Holidays bring mixed emotions to everyone whether you’re in recovery or not. The holidays could be a happy family gathering, a family feud, a lonely day, or another day at the job for those who work holidays.

When I was in active addiction, holidays were a day of disaster. I would be filled with so many negative emotions, all while putting on a mask that everything was just fine. Guilt would overwhelm me when I would be strolling in late, empty-handed, dressed terribly, and with the attitude of wanting to get the holiday celebration over with.

The morning of the holiday, I would be scrambling around trying to make sure I could get enough drugs so that I wouldn’t be in withdrawal and could be able to somewhat function during my family gathering. So many lies would come flying out of my mouth when I would see my family. I would try to convince everyone that I had a job, a functional healthy relationship, a beautiful apartment, and most importantly; that I’m happy. I didn’t want anyone to know what was really going on behind closed doors. I most certainly wasn’t ready to receive any type of help, so why let everyone down by saying the truth of what my life was like? And why humiliate myself more than I already was? While a cousin of mine would be bragging about her new home, beautiful marriage, and pregnancy, I was sitting there thinking, “yeah my life update is that the most exciting thing about my day is when I get a deal on my heroin purchase. Or that I spend my day scraping for money for dope so that I can simply get up, eat, and shower. Or that it’s considered a successful day when I don’t break my needle or maybe get a little nod session.”

Although I thought I had my family fooled that my life was going great, they knew that it was all a lie. They may have not known the extent of how bad my addiction was, but they knew that almost every word out of my mouth was a lie and that I was far from fine. It was devastating for me deep inside. Deep inside the real Ally was still there, but every time she tried to come alive, Addict Ally suppressed her even more. Ally wanted to scream for help. Ally wanted to say the truth of what her life was really like. When family members would offer help, Ally wanted to accept it. However, Addict Ally was always louder. She would shut Ally up quickly and answer for her. Addict Ally loves saying no to help. She loves lying and she loves making Ally feel terrible for the pain she’s causing her family, all to keep Addict Ally alive and thriving.

That’s how my holidays for the past couple years have been spent in a nutshell.

This year was different. For every single holiday.

I spent the holidays not only in sobriety, but in recovery. I was present, both physically and mentally, with my family. I was able to enjoy the time with my family and I didn’t want the celebration to end. My family met a whole new me!

I also spent the holidays working at the sober house that I work for. I had the opportunity to show the women there that holidays can be celebrated and enjoyed SOBER! I really enjoyed the time spent with them and I’m so glad that they enjoyed their holiday as well.

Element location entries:

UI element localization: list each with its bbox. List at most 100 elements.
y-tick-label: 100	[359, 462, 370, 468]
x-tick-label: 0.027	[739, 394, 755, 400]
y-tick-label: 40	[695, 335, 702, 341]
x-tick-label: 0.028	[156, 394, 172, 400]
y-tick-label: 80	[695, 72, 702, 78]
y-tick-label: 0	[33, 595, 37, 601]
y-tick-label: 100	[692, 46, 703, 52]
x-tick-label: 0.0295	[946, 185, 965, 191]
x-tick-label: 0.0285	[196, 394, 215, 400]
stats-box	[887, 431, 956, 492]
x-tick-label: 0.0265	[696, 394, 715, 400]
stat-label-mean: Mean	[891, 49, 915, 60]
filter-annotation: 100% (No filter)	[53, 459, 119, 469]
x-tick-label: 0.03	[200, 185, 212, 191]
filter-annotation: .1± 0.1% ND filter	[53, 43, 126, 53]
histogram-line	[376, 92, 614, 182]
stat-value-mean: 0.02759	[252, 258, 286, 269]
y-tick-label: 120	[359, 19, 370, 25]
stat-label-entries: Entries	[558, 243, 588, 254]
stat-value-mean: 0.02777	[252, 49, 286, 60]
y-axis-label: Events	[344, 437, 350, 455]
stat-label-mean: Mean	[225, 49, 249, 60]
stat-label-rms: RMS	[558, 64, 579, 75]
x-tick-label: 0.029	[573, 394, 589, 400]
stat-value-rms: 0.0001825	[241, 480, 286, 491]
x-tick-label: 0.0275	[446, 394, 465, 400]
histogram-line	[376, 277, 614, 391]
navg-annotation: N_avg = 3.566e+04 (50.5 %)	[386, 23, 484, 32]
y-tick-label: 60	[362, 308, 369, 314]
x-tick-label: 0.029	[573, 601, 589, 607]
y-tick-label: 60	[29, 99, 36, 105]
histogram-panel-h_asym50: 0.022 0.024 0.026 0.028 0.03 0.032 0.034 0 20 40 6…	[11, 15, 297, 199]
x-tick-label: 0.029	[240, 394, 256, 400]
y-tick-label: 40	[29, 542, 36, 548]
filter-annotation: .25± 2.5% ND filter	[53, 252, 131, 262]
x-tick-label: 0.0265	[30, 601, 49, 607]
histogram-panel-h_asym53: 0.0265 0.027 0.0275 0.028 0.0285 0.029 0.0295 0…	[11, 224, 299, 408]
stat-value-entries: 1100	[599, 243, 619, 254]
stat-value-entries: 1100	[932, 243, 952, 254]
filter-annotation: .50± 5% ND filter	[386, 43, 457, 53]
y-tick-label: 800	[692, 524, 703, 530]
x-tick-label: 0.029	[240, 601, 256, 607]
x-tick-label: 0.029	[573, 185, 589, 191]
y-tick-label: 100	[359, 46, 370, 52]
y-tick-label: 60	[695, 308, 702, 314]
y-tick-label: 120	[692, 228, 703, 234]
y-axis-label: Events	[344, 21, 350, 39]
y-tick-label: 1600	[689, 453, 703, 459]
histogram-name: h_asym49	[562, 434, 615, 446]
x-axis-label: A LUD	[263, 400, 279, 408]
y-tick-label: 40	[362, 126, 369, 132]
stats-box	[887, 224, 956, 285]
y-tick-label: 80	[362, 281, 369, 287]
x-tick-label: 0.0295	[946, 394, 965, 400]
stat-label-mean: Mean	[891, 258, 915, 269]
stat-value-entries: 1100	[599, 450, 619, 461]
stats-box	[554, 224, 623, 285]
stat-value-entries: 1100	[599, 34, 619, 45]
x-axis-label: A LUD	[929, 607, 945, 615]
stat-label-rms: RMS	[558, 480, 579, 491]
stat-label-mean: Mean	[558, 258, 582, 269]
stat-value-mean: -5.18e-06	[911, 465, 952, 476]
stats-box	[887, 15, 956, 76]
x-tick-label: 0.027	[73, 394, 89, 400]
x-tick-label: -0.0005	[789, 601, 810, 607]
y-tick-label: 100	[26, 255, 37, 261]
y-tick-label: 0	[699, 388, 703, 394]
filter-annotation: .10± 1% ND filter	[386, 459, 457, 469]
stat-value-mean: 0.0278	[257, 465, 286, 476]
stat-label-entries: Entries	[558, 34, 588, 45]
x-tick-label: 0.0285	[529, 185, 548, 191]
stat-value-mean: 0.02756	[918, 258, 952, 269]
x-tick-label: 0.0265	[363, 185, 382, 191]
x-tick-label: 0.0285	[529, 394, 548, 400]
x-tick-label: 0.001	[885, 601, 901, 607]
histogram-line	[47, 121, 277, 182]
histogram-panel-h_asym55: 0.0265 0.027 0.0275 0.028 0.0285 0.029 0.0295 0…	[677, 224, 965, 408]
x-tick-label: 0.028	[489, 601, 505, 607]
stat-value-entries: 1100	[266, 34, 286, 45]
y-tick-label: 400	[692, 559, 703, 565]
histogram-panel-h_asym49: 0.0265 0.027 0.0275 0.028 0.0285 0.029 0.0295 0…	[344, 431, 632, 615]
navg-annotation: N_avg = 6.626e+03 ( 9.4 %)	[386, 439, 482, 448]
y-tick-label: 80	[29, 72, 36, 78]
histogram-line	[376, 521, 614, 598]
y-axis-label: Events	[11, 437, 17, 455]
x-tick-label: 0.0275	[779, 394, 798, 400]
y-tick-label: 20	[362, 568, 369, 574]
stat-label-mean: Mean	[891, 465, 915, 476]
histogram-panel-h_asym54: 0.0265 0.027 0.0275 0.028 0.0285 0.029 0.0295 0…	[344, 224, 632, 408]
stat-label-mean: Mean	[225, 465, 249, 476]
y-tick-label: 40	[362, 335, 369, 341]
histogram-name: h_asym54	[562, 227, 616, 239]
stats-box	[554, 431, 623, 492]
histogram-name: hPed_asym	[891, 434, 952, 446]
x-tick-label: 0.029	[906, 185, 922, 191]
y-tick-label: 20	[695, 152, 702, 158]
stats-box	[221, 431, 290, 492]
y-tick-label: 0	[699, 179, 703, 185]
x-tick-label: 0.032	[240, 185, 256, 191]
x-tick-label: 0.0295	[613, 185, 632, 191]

_Exercise requirements_
• a. Please rewrite the passage on holidays in recovery from "I also spent" through "holiday as well.", putting "recovery residence" in place of "sober house".
• b. Write out the entries word for word, from the first line through the line that contains "431, 956, 492]".

_Answers in order_
• a.
I also spent the holidays working at the recovery residence that I work for. I had the opportunity to show the women there that holidays can be celebrated and enjoyed SOBER! I really enjoyed the time spent with them and I’m so glad that they enjoyed their holiday as well.

• b.
UI element localization: list each with its bbox. List at most 100 elements.
y-tick-label: 100	[359, 462, 370, 468]
x-tick-label: 0.027	[739, 394, 755, 400]
y-tick-label: 40	[695, 335, 702, 341]
x-tick-label: 0.028	[156, 394, 172, 400]
y-tick-label: 80	[695, 72, 702, 78]
y-tick-label: 0	[33, 595, 37, 601]
y-tick-label: 100	[692, 46, 703, 52]
x-tick-label: 0.0295	[946, 185, 965, 191]
x-tick-label: 0.0285	[196, 394, 215, 400]
stats-box	[887, 431, 956, 492]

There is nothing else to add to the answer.